Duplicate these lines with no changes at all.

[start of Given information]

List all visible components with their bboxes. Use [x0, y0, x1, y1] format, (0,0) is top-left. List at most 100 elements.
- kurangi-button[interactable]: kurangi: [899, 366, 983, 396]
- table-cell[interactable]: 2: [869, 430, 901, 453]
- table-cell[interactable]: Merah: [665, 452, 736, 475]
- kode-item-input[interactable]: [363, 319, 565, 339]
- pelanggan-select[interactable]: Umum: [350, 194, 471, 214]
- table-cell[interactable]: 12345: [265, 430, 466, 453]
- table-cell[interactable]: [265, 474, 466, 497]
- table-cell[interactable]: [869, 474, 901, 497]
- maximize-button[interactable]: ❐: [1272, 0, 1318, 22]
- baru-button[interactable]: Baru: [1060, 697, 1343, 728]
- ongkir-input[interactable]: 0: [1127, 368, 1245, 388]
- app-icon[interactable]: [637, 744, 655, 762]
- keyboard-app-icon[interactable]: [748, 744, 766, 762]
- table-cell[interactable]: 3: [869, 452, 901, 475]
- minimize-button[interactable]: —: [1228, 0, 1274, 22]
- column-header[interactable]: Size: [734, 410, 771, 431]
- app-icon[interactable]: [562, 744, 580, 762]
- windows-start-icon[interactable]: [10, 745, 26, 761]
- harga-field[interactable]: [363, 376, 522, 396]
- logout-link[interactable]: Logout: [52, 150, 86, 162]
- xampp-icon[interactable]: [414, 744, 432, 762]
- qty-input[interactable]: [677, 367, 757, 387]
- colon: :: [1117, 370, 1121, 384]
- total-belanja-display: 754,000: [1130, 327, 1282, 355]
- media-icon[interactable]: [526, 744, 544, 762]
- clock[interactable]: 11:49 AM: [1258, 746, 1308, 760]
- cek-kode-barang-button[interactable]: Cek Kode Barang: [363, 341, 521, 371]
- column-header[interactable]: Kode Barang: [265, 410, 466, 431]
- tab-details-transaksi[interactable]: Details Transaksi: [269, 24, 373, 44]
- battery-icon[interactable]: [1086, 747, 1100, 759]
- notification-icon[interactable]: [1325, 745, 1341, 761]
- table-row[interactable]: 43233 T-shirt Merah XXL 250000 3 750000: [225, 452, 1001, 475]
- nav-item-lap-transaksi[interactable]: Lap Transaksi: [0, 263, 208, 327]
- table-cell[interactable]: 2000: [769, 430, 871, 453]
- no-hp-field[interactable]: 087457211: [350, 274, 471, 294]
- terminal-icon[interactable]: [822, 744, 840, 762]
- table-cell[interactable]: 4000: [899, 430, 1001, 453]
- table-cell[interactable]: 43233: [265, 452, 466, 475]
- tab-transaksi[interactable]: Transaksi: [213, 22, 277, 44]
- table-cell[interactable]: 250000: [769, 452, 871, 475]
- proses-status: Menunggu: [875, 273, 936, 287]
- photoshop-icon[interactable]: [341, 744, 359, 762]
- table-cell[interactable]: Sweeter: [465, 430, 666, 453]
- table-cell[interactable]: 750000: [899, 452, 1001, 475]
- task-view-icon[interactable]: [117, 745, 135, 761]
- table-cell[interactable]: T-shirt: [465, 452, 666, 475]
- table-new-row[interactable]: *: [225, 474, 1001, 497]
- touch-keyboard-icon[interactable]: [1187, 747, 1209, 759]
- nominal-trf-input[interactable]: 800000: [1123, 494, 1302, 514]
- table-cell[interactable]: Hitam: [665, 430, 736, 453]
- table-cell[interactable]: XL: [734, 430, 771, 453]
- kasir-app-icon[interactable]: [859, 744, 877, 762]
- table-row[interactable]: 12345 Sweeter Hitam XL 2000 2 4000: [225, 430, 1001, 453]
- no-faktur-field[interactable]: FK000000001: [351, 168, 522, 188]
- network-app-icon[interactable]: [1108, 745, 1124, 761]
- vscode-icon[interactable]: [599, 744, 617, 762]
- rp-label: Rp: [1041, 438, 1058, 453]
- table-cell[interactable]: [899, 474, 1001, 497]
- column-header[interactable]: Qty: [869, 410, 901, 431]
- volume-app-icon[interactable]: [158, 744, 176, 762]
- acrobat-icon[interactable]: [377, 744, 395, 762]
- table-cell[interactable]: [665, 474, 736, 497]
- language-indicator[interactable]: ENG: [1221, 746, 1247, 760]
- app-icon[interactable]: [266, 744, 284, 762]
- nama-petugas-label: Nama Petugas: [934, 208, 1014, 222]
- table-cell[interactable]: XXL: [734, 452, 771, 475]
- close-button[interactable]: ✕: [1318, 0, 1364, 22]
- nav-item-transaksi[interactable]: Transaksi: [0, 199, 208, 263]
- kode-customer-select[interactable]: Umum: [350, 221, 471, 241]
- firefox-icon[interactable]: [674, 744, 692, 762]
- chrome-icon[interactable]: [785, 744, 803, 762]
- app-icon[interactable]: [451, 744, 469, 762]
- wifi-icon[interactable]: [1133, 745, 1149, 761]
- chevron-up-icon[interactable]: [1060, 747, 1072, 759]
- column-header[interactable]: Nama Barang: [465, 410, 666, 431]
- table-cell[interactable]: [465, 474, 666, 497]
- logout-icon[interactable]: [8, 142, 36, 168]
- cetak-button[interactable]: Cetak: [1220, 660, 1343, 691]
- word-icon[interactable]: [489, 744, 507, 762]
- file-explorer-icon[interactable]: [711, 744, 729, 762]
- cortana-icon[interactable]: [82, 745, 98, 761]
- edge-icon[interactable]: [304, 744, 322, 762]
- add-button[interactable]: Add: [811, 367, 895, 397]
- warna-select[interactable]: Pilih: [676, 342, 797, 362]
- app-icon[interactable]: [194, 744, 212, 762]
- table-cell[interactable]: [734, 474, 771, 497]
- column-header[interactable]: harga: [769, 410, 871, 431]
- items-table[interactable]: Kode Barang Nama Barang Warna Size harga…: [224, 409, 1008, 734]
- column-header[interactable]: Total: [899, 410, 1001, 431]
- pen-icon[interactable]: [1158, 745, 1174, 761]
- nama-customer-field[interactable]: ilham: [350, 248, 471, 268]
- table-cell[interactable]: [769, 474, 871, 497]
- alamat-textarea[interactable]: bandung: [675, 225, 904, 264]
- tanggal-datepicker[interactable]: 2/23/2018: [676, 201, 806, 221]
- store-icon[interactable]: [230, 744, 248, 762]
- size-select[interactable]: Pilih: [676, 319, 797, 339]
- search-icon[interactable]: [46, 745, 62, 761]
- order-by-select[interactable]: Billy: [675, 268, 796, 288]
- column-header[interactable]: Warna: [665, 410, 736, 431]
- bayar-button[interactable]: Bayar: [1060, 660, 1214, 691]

[end of Given information]

▶ _Output of the exercise_
List all visible components with their bboxes. Use [x0, y0, x1, y1] format, (0,0) is top-left. List at most 100 elements.
- kurangi-button[interactable]: kurangi: [899, 366, 983, 396]
- table-cell[interactable]: 2: [869, 430, 901, 453]
- table-cell[interactable]: Merah: [665, 452, 736, 475]
- kode-item-input[interactable]: [363, 319, 565, 339]
- pelanggan-select[interactable]: Umum: [350, 194, 471, 214]
- table-cell[interactable]: 12345: [265, 430, 466, 453]
- table-cell[interactable]: [265, 474, 466, 497]
- table-cell[interactable]: [869, 474, 901, 497]
- maximize-button[interactable]: ❐: [1272, 0, 1318, 22]
- baru-button[interactable]: Baru: [1060, 697, 1343, 728]
- ongkir-input[interactable]: 0: [1127, 368, 1245, 388]
- app-icon[interactable]: [637, 744, 655, 762]
- keyboard-app-icon[interactable]: [748, 744, 766, 762]
- table-cell[interactable]: 3: [869, 452, 901, 475]
- minimize-button[interactable]: —: [1228, 0, 1274, 22]
- column-header[interactable]: Size: [734, 410, 771, 431]
- app-icon[interactable]: [562, 744, 580, 762]
- windows-start-icon[interactable]: [10, 745, 26, 761]
- harga-field[interactable]: [363, 376, 522, 396]
- logout-link[interactable]: Logout: [52, 150, 86, 162]
- xampp-icon[interactable]: [414, 744, 432, 762]
- qty-input[interactable]: [677, 367, 757, 387]
- colon: :: [1117, 370, 1121, 384]
- total-belanja-display: 754,000: [1130, 327, 1282, 355]
- media-icon[interactable]: [526, 744, 544, 762]
- clock[interactable]: 11:49 AM: [1258, 746, 1308, 760]
- cek-kode-barang-button[interactable]: Cek Kode Barang: [363, 341, 521, 371]
- column-header[interactable]: Kode Barang: [265, 410, 466, 431]
- tab-details-transaksi[interactable]: Details Transaksi: [269, 24, 373, 44]
- battery-icon[interactable]: [1086, 747, 1100, 759]
- notification-icon[interactable]: [1325, 745, 1341, 761]
- table-row[interactable]: 43233 T-shirt Merah XXL 250000 3 750000: [225, 452, 1001, 475]
- nav-item-lap-transaksi[interactable]: Lap Transaksi: [0, 263, 208, 327]
- table-cell[interactable]: 2000: [769, 430, 871, 453]
- no-hp-field[interactable]: 087457211: [350, 274, 471, 294]
- terminal-icon[interactable]: [822, 744, 840, 762]
- table-cell[interactable]: 4000: [899, 430, 1001, 453]
- table-cell[interactable]: 43233: [265, 452, 466, 475]
- tab-transaksi[interactable]: Transaksi: [213, 22, 277, 44]
- table-cell[interactable]: 250000: [769, 452, 871, 475]
- proses-status: Menunggu: [875, 273, 936, 287]
- photoshop-icon[interactable]: [341, 744, 359, 762]
- table-cell[interactable]: Sweeter: [465, 430, 666, 453]
- table-cell[interactable]: 750000: [899, 452, 1001, 475]
- task-view-icon[interactable]: [117, 745, 135, 761]
- table-cell[interactable]: T-shirt: [465, 452, 666, 475]
- table-new-row[interactable]: *: [225, 474, 1001, 497]
- touch-keyboard-icon[interactable]: [1187, 747, 1209, 759]
- nominal-trf-input[interactable]: 800000: [1123, 494, 1302, 514]
- table-cell[interactable]: Hitam: [665, 430, 736, 453]
- table-cell[interactable]: XL: [734, 430, 771, 453]
- kasir-app-icon[interactable]: [859, 744, 877, 762]
- table-row[interactable]: 12345 Sweeter Hitam XL 2000 2 4000: [225, 430, 1001, 453]
- no-faktur-field[interactable]: FK000000001: [351, 168, 522, 188]
- network-app-icon[interactable]: [1108, 745, 1124, 761]
- vscode-icon[interactable]: [599, 744, 617, 762]
- rp-label: Rp: [1041, 438, 1058, 453]
- table-cell[interactable]: [899, 474, 1001, 497]
- column-header[interactable]: Qty: [869, 410, 901, 431]
- volume-app-icon[interactable]: [158, 744, 176, 762]
- acrobat-icon[interactable]: [377, 744, 395, 762]
- table-cell[interactable]: [665, 474, 736, 497]
- language-indicator[interactable]: ENG: [1221, 746, 1247, 760]
- app-icon[interactable]: [266, 744, 284, 762]
- nama-petugas-label: Nama Petugas: [934, 208, 1014, 222]
- table-cell[interactable]: XXL: [734, 452, 771, 475]
- close-button[interactable]: ✕: [1318, 0, 1364, 22]
- nav-item-transaksi[interactable]: Transaksi: [0, 199, 208, 263]
- kode-customer-select[interactable]: Umum: [350, 221, 471, 241]
- firefox-icon[interactable]: [674, 744, 692, 762]
- chrome-icon[interactable]: [785, 744, 803, 762]
- app-icon[interactable]: [451, 744, 469, 762]
- wifi-icon[interactable]: [1133, 745, 1149, 761]
- chevron-up-icon[interactable]: [1060, 747, 1072, 759]
- column-header[interactable]: Nama Barang: [465, 410, 666, 431]
- table-cell[interactable]: [465, 474, 666, 497]
- logout-icon[interactable]: [8, 142, 36, 168]
- cetak-button[interactable]: Cetak: [1220, 660, 1343, 691]
- word-icon[interactable]: [489, 744, 507, 762]
- file-explorer-icon[interactable]: [711, 744, 729, 762]
- cortana-icon[interactable]: [82, 745, 98, 761]
- edge-icon[interactable]: [304, 744, 322, 762]
- add-button[interactable]: Add: [811, 367, 895, 397]
- warna-select[interactable]: Pilih: [676, 342, 797, 362]
- app-icon[interactable]: [194, 744, 212, 762]
- table-cell[interactable]: [734, 474, 771, 497]
- column-header[interactable]: harga: [769, 410, 871, 431]
- items-table[interactable]: Kode Barang Nama Barang Warna Size harga…: [224, 409, 1008, 734]
- column-header[interactable]: Total: [899, 410, 1001, 431]
- pen-icon[interactable]: [1158, 745, 1174, 761]
- nama-customer-field[interactable]: ilham: [350, 248, 471, 268]
- table-cell[interactable]: [769, 474, 871, 497]
- alamat-textarea[interactable]: bandung: [675, 225, 904, 264]
- tanggal-datepicker[interactable]: 2/23/2018: [676, 201, 806, 221]
- store-icon[interactable]: [230, 744, 248, 762]
- size-select[interactable]: Pilih: [676, 319, 797, 339]
- search-icon[interactable]: [46, 745, 62, 761]
- order-by-select[interactable]: Billy: [675, 268, 796, 288]
- column-header[interactable]: Warna: [665, 410, 736, 431]
- bayar-button[interactable]: Bayar: [1060, 660, 1214, 691]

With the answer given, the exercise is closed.